--- RECORDS PROVIDED ---
Begin
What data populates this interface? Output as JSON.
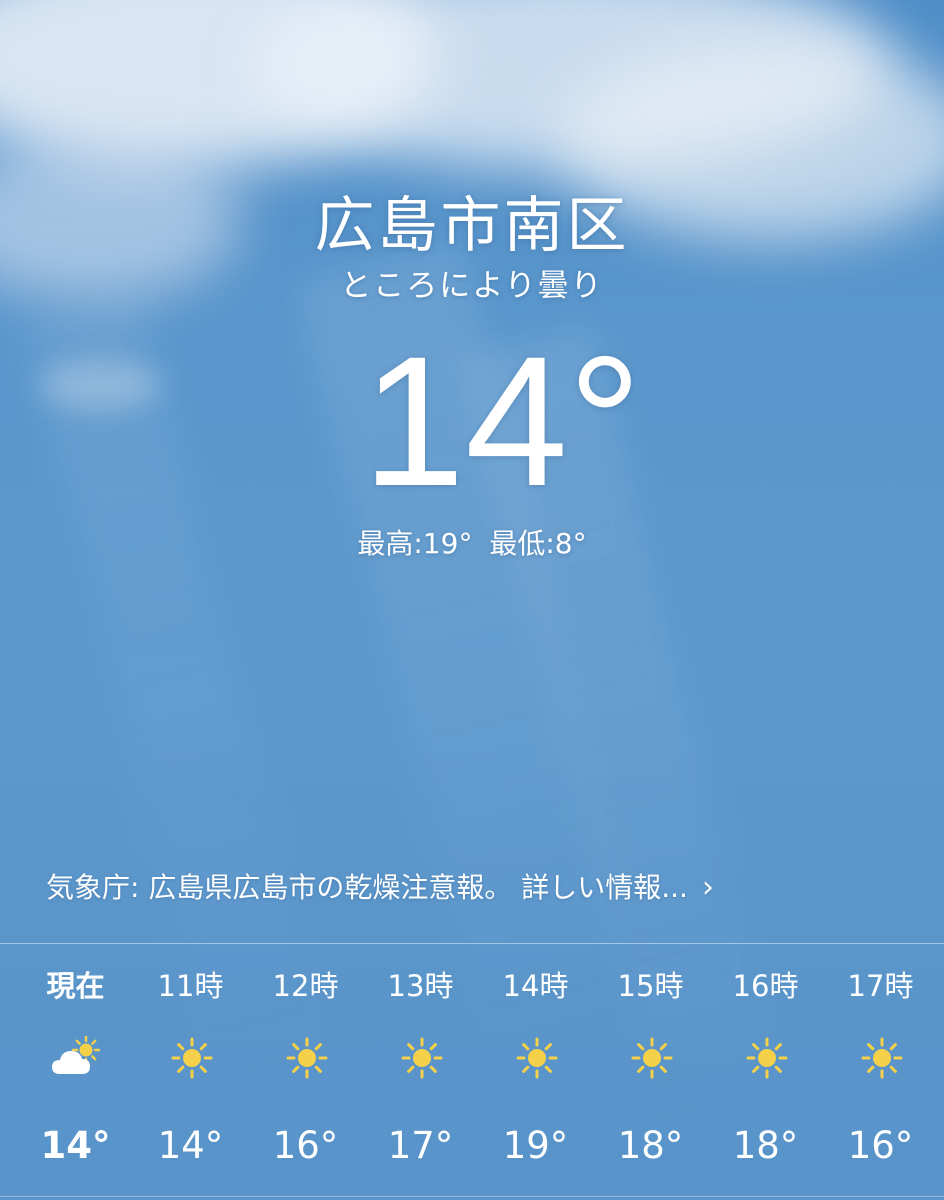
{
  "location": {
    "city": "広島市南区",
    "condition": "ところにより曇り",
    "temperature": "14°",
    "high": "最高:19°",
    "low": "最低:8°"
  },
  "alert": {
    "text": "気象庁: 広島県広島市の乾燥注意報。 詳しい情報...",
    "chevron": "›"
  },
  "hourly": [
    {
      "label": "現在",
      "icon": "partly-cloudy-icon",
      "temp": "14°"
    },
    {
      "label": "11時",
      "icon": "sun-icon",
      "temp": "14°"
    },
    {
      "label": "12時",
      "icon": "sun-icon",
      "temp": "16°"
    },
    {
      "label": "13時",
      "icon": "sun-icon",
      "temp": "17°"
    },
    {
      "label": "14時",
      "icon": "sun-icon",
      "temp": "19°"
    },
    {
      "label": "15時",
      "icon": "sun-icon",
      "temp": "18°"
    },
    {
      "label": "16時",
      "icon": "sun-icon",
      "temp": "18°"
    },
    {
      "label": "17時",
      "icon": "sun-icon",
      "temp": "16°"
    }
  ],
  "colors": {
    "sky": "#5b97cc",
    "sun": "#f5d14a",
    "cloud": "#ffffff",
    "text": "#ffffff"
  }
}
End
--- DIRECTION ---
Write out each line of the data exactly; the images should be left out.

--- EXERCISE RESPONSE ---
What data populates this interface? Output as JSON.
{
  "location": {
    "city": "広島市南区",
    "condition": "ところにより曇り",
    "temperature": "14°",
    "high": "最高:19°",
    "low": "最低:8°"
  },
  "alert": {
    "text": "気象庁: 広島県広島市の乾燥注意報。 詳しい情報...",
    "chevron": "›"
  },
  "hourly": [
    {
      "label": "現在",
      "icon": "partly-cloudy-icon",
      "temp": "14°"
    },
    {
      "label": "11時",
      "icon": "sun-icon",
      "temp": "14°"
    },
    {
      "label": "12時",
      "icon": "sun-icon",
      "temp": "16°"
    },
    {
      "label": "13時",
      "icon": "sun-icon",
      "temp": "17°"
    },
    {
      "label": "14時",
      "icon": "sun-icon",
      "temp": "19°"
    },
    {
      "label": "15時",
      "icon": "sun-icon",
      "temp": "18°"
    },
    {
      "label": "16時",
      "icon": "sun-icon",
      "temp": "18°"
    },
    {
      "label": "17時",
      "icon": "sun-icon",
      "temp": "16°"
    }
  ],
  "colors": {
    "sky": "#5b97cc",
    "sun": "#f5d14a",
    "cloud": "#ffffff",
    "text": "#ffffff"
  }
}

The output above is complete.